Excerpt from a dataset
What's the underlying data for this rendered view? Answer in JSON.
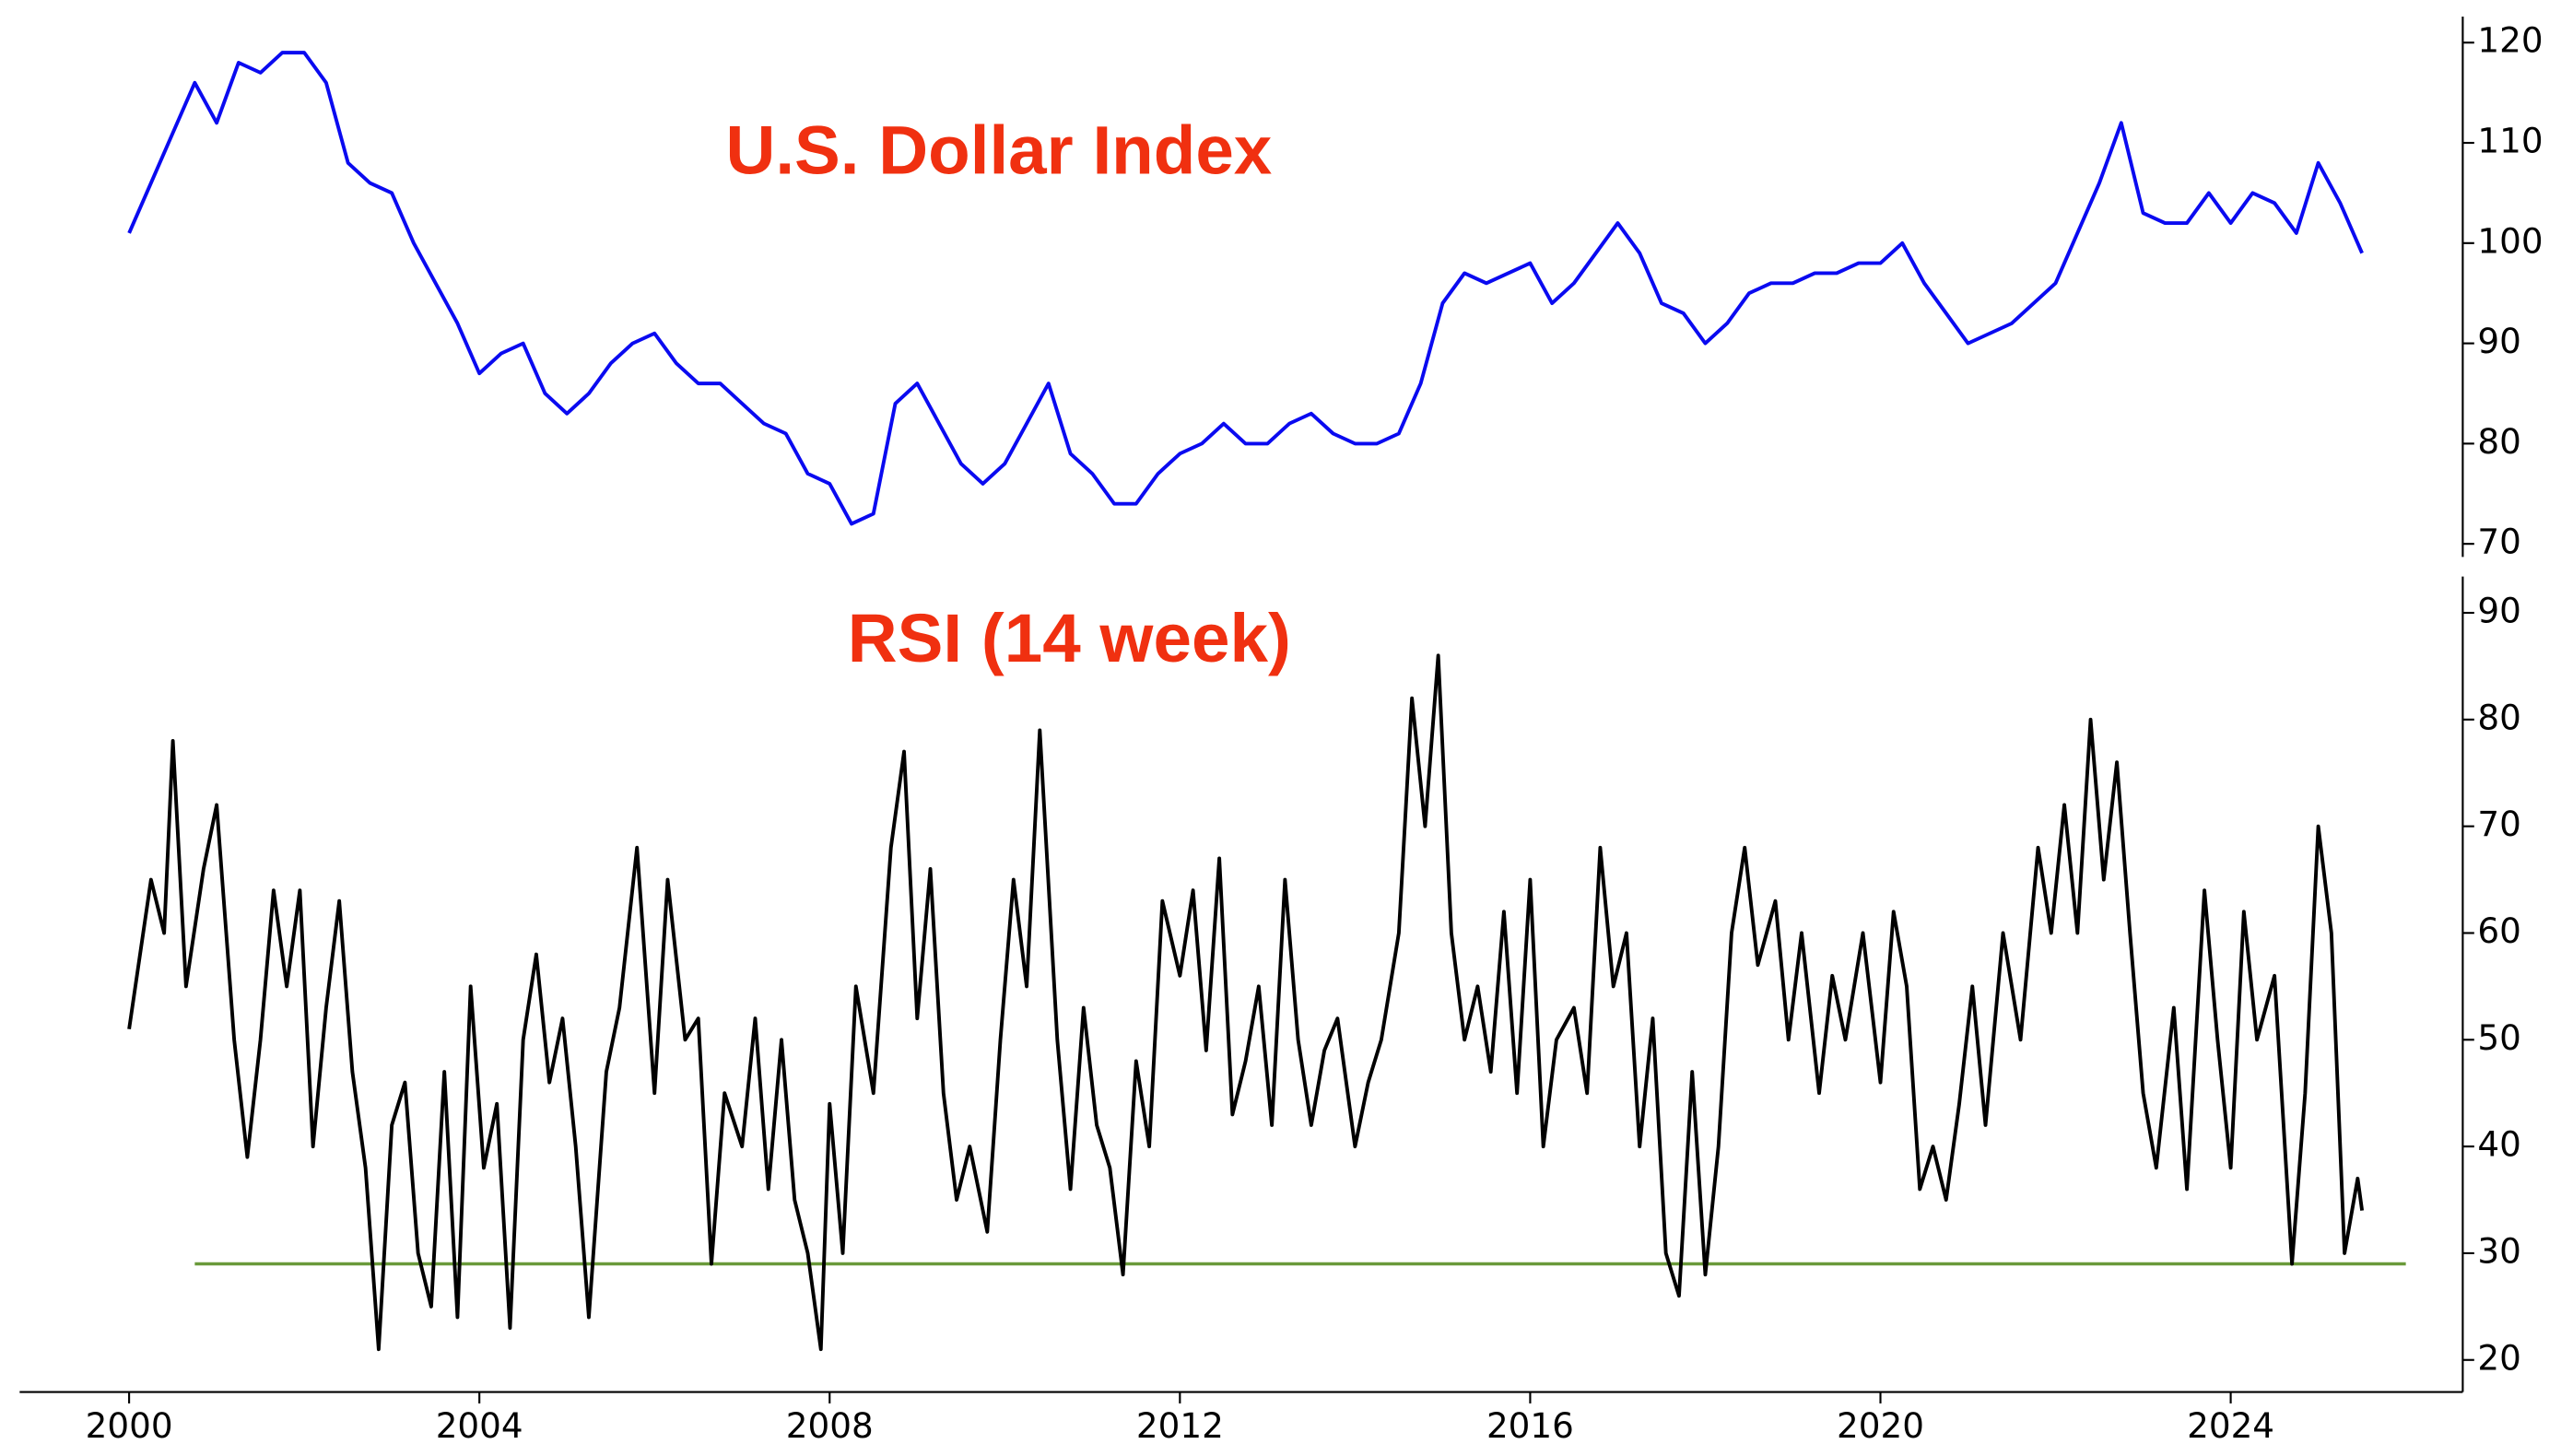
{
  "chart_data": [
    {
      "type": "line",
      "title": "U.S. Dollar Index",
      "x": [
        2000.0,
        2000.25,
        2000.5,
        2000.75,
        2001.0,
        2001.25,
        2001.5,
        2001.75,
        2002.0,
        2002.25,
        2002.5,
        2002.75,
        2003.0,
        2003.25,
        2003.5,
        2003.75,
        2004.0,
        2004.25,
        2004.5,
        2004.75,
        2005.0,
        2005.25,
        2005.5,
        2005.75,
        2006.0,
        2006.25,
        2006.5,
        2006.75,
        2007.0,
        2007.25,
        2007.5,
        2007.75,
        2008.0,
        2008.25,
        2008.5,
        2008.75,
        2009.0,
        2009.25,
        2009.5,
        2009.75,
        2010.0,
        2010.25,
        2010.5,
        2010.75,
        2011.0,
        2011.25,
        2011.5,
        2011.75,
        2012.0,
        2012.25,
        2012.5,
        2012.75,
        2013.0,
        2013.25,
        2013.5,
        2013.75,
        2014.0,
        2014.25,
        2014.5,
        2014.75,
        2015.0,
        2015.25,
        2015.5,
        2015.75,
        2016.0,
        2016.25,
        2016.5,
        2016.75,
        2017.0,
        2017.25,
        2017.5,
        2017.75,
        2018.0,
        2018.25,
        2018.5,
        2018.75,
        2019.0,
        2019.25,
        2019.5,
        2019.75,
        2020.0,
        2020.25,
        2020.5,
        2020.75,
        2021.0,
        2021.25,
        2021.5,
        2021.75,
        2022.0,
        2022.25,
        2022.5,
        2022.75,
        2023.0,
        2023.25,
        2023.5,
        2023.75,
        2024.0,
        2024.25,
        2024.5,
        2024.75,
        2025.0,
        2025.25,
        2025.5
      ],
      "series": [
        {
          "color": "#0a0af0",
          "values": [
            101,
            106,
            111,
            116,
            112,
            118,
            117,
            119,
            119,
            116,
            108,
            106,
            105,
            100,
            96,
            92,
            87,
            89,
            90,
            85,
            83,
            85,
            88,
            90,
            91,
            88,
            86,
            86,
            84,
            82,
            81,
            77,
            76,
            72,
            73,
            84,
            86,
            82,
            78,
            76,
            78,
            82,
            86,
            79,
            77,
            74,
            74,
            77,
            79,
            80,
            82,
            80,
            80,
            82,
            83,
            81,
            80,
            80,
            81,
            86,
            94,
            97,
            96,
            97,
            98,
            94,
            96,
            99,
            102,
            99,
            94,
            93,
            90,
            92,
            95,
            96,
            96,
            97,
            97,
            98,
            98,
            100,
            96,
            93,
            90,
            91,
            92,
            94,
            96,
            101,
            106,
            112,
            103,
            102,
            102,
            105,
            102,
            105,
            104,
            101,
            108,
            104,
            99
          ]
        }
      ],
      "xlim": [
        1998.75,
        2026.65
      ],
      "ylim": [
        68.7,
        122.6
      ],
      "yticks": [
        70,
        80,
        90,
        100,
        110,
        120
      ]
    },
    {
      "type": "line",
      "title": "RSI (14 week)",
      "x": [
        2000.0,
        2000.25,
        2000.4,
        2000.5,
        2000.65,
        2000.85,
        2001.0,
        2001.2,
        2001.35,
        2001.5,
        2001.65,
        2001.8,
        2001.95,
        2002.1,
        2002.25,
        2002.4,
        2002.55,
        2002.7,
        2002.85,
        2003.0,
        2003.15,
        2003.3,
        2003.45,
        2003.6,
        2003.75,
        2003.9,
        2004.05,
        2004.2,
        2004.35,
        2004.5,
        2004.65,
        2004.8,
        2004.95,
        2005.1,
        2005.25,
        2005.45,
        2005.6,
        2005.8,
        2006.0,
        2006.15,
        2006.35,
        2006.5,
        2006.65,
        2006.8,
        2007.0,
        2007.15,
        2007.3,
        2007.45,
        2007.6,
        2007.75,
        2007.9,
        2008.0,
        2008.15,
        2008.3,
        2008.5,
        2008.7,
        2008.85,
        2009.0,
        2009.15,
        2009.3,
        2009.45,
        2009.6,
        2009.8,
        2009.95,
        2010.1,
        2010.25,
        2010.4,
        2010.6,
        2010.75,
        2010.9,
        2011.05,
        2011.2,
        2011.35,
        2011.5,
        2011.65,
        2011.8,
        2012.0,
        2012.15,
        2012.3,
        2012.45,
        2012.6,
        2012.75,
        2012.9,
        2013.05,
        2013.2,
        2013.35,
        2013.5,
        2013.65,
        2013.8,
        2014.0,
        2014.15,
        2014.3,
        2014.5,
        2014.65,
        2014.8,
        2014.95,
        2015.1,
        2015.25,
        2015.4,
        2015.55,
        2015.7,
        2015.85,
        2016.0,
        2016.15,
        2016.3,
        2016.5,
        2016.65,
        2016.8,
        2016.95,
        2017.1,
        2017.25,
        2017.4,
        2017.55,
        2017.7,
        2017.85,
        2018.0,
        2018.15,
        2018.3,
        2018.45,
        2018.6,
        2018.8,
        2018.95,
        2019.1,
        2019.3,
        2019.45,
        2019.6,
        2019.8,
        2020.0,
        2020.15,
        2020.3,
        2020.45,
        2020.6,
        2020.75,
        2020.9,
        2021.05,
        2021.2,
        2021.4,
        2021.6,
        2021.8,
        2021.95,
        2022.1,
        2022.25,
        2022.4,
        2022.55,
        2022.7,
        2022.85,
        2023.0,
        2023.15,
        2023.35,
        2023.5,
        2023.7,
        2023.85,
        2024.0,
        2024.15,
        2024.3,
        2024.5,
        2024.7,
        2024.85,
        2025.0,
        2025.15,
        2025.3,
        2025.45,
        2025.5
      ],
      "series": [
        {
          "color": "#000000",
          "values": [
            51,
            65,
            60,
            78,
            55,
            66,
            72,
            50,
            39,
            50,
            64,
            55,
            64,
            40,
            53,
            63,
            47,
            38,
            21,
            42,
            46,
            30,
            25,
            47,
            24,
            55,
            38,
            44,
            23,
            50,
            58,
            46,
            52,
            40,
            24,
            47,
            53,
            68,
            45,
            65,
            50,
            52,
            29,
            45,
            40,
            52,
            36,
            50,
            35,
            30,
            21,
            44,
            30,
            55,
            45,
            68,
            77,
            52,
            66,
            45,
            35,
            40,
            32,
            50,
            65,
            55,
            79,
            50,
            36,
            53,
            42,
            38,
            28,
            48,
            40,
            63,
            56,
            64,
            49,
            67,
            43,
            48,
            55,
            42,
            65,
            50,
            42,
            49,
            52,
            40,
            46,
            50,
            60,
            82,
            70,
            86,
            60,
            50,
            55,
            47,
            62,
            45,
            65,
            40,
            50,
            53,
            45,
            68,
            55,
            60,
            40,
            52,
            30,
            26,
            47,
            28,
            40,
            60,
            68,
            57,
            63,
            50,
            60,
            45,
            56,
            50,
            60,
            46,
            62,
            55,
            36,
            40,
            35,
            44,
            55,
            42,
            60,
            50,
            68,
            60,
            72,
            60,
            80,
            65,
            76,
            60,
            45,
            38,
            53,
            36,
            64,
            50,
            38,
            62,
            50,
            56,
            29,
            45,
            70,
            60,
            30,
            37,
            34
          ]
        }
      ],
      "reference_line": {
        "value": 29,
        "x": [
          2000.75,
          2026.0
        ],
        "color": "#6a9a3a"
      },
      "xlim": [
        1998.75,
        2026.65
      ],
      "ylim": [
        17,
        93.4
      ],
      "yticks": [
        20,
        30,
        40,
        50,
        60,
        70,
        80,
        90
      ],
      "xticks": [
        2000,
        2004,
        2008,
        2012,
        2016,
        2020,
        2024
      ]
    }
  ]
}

Written problem
Make an exact copy of all the material, but keep the pictures out of it.

Solution below
What's the underlying data for this rendered view? Answer in JSON.
{
  "chart_data": [
    {
      "type": "line",
      "title": "U.S. Dollar Index",
      "x": [
        2000.0,
        2000.25,
        2000.5,
        2000.75,
        2001.0,
        2001.25,
        2001.5,
        2001.75,
        2002.0,
        2002.25,
        2002.5,
        2002.75,
        2003.0,
        2003.25,
        2003.5,
        2003.75,
        2004.0,
        2004.25,
        2004.5,
        2004.75,
        2005.0,
        2005.25,
        2005.5,
        2005.75,
        2006.0,
        2006.25,
        2006.5,
        2006.75,
        2007.0,
        2007.25,
        2007.5,
        2007.75,
        2008.0,
        2008.25,
        2008.5,
        2008.75,
        2009.0,
        2009.25,
        2009.5,
        2009.75,
        2010.0,
        2010.25,
        2010.5,
        2010.75,
        2011.0,
        2011.25,
        2011.5,
        2011.75,
        2012.0,
        2012.25,
        2012.5,
        2012.75,
        2013.0,
        2013.25,
        2013.5,
        2013.75,
        2014.0,
        2014.25,
        2014.5,
        2014.75,
        2015.0,
        2015.25,
        2015.5,
        2015.75,
        2016.0,
        2016.25,
        2016.5,
        2016.75,
        2017.0,
        2017.25,
        2017.5,
        2017.75,
        2018.0,
        2018.25,
        2018.5,
        2018.75,
        2019.0,
        2019.25,
        2019.5,
        2019.75,
        2020.0,
        2020.25,
        2020.5,
        2020.75,
        2021.0,
        2021.25,
        2021.5,
        2021.75,
        2022.0,
        2022.25,
        2022.5,
        2022.75,
        2023.0,
        2023.25,
        2023.5,
        2023.75,
        2024.0,
        2024.25,
        2024.5,
        2024.75,
        2025.0,
        2025.25,
        2025.5
      ],
      "series": [
        {
          "color": "#0a0af0",
          "values": [
            101,
            106,
            111,
            116,
            112,
            118,
            117,
            119,
            119,
            116,
            108,
            106,
            105,
            100,
            96,
            92,
            87,
            89,
            90,
            85,
            83,
            85,
            88,
            90,
            91,
            88,
            86,
            86,
            84,
            82,
            81,
            77,
            76,
            72,
            73,
            84,
            86,
            82,
            78,
            76,
            78,
            82,
            86,
            79,
            77,
            74,
            74,
            77,
            79,
            80,
            82,
            80,
            80,
            82,
            83,
            81,
            80,
            80,
            81,
            86,
            94,
            97,
            96,
            97,
            98,
            94,
            96,
            99,
            102,
            99,
            94,
            93,
            90,
            92,
            95,
            96,
            96,
            97,
            97,
            98,
            98,
            100,
            96,
            93,
            90,
            91,
            92,
            94,
            96,
            101,
            106,
            112,
            103,
            102,
            102,
            105,
            102,
            105,
            104,
            101,
            108,
            104,
            99
          ]
        }
      ],
      "xlim": [
        1998.75,
        2026.65
      ],
      "ylim": [
        68.7,
        122.6
      ],
      "yticks": [
        70,
        80,
        90,
        100,
        110,
        120
      ]
    },
    {
      "type": "line",
      "title": "RSI (14 week)",
      "x": [
        2000.0,
        2000.25,
        2000.4,
        2000.5,
        2000.65,
        2000.85,
        2001.0,
        2001.2,
        2001.35,
        2001.5,
        2001.65,
        2001.8,
        2001.95,
        2002.1,
        2002.25,
        2002.4,
        2002.55,
        2002.7,
        2002.85,
        2003.0,
        2003.15,
        2003.3,
        2003.45,
        2003.6,
        2003.75,
        2003.9,
        2004.05,
        2004.2,
        2004.35,
        2004.5,
        2004.65,
        2004.8,
        2004.95,
        2005.1,
        2005.25,
        2005.45,
        2005.6,
        2005.8,
        2006.0,
        2006.15,
        2006.35,
        2006.5,
        2006.65,
        2006.8,
        2007.0,
        2007.15,
        2007.3,
        2007.45,
        2007.6,
        2007.75,
        2007.9,
        2008.0,
        2008.15,
        2008.3,
        2008.5,
        2008.7,
        2008.85,
        2009.0,
        2009.15,
        2009.3,
        2009.45,
        2009.6,
        2009.8,
        2009.95,
        2010.1,
        2010.25,
        2010.4,
        2010.6,
        2010.75,
        2010.9,
        2011.05,
        2011.2,
        2011.35,
        2011.5,
        2011.65,
        2011.8,
        2012.0,
        2012.15,
        2012.3,
        2012.45,
        2012.6,
        2012.75,
        2012.9,
        2013.05,
        2013.2,
        2013.35,
        2013.5,
        2013.65,
        2013.8,
        2014.0,
        2014.15,
        2014.3,
        2014.5,
        2014.65,
        2014.8,
        2014.95,
        2015.1,
        2015.25,
        2015.4,
        2015.55,
        2015.7,
        2015.85,
        2016.0,
        2016.15,
        2016.3,
        2016.5,
        2016.65,
        2016.8,
        2016.95,
        2017.1,
        2017.25,
        2017.4,
        2017.55,
        2017.7,
        2017.85,
        2018.0,
        2018.15,
        2018.3,
        2018.45,
        2018.6,
        2018.8,
        2018.95,
        2019.1,
        2019.3,
        2019.45,
        2019.6,
        2019.8,
        2020.0,
        2020.15,
        2020.3,
        2020.45,
        2020.6,
        2020.75,
        2020.9,
        2021.05,
        2021.2,
        2021.4,
        2021.6,
        2021.8,
        2021.95,
        2022.1,
        2022.25,
        2022.4,
        2022.55,
        2022.7,
        2022.85,
        2023.0,
        2023.15,
        2023.35,
        2023.5,
        2023.7,
        2023.85,
        2024.0,
        2024.15,
        2024.3,
        2024.5,
        2024.7,
        2024.85,
        2025.0,
        2025.15,
        2025.3,
        2025.45,
        2025.5
      ],
      "series": [
        {
          "color": "#000000",
          "values": [
            51,
            65,
            60,
            78,
            55,
            66,
            72,
            50,
            39,
            50,
            64,
            55,
            64,
            40,
            53,
            63,
            47,
            38,
            21,
            42,
            46,
            30,
            25,
            47,
            24,
            55,
            38,
            44,
            23,
            50,
            58,
            46,
            52,
            40,
            24,
            47,
            53,
            68,
            45,
            65,
            50,
            52,
            29,
            45,
            40,
            52,
            36,
            50,
            35,
            30,
            21,
            44,
            30,
            55,
            45,
            68,
            77,
            52,
            66,
            45,
            35,
            40,
            32,
            50,
            65,
            55,
            79,
            50,
            36,
            53,
            42,
            38,
            28,
            48,
            40,
            63,
            56,
            64,
            49,
            67,
            43,
            48,
            55,
            42,
            65,
            50,
            42,
            49,
            52,
            40,
            46,
            50,
            60,
            82,
            70,
            86,
            60,
            50,
            55,
            47,
            62,
            45,
            65,
            40,
            50,
            53,
            45,
            68,
            55,
            60,
            40,
            52,
            30,
            26,
            47,
            28,
            40,
            60,
            68,
            57,
            63,
            50,
            60,
            45,
            56,
            50,
            60,
            46,
            62,
            55,
            36,
            40,
            35,
            44,
            55,
            42,
            60,
            50,
            68,
            60,
            72,
            60,
            80,
            65,
            76,
            60,
            45,
            38,
            53,
            36,
            64,
            50,
            38,
            62,
            50,
            56,
            29,
            45,
            70,
            60,
            30,
            37,
            34
          ]
        }
      ],
      "reference_line": {
        "value": 29,
        "x": [
          2000.75,
          2026.0
        ],
        "color": "#6a9a3a"
      },
      "xlim": [
        1998.75,
        2026.65
      ],
      "ylim": [
        17,
        93.4
      ],
      "yticks": [
        20,
        30,
        40,
        50,
        60,
        70,
        80,
        90
      ],
      "xticks": [
        2000,
        2004,
        2008,
        2012,
        2016,
        2020,
        2024
      ]
    }
  ]
}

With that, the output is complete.